[Given exercise]
Copy out each line featuring the string "help" from the entries beneath.

[Supplied material]

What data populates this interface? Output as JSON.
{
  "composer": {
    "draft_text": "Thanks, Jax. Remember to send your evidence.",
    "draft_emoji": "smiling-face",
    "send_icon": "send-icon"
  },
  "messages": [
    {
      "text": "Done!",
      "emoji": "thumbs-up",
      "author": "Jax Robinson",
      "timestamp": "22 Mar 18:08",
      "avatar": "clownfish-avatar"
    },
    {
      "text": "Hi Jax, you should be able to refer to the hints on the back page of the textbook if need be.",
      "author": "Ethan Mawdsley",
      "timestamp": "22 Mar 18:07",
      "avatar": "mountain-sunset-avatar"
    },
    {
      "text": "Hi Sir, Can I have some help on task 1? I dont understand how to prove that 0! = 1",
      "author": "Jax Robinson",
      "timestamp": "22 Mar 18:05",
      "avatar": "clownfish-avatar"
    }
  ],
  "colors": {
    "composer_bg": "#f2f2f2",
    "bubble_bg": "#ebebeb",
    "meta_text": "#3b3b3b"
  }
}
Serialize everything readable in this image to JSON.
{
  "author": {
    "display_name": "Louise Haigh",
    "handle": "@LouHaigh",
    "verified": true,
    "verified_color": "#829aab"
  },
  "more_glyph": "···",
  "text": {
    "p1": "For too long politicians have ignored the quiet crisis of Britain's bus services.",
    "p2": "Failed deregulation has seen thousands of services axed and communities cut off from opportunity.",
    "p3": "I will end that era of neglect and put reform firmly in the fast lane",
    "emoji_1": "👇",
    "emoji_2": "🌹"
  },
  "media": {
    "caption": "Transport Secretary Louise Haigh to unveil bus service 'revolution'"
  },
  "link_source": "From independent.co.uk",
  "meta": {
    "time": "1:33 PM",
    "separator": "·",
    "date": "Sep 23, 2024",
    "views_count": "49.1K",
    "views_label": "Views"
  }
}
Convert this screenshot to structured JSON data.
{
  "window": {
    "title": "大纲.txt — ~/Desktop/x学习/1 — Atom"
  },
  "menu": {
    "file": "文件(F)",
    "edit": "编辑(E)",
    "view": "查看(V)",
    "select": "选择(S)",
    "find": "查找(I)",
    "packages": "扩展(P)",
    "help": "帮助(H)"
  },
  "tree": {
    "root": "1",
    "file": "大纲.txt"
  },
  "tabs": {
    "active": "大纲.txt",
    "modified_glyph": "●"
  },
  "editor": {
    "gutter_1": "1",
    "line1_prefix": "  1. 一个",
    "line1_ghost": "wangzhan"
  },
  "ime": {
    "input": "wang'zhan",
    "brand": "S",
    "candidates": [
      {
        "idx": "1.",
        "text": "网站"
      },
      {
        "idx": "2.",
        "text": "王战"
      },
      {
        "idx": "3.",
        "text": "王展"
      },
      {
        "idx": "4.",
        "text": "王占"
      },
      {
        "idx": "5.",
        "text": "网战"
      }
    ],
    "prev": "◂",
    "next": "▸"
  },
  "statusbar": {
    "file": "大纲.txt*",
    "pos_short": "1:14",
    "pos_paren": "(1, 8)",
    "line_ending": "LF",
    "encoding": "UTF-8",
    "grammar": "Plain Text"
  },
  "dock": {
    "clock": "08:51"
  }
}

[Solution for this exercise]
      "text": "Hi Sir, Can I have some help on task 1? I dont understand how to prove that 0! = 1",
    "help": "帮助(H)"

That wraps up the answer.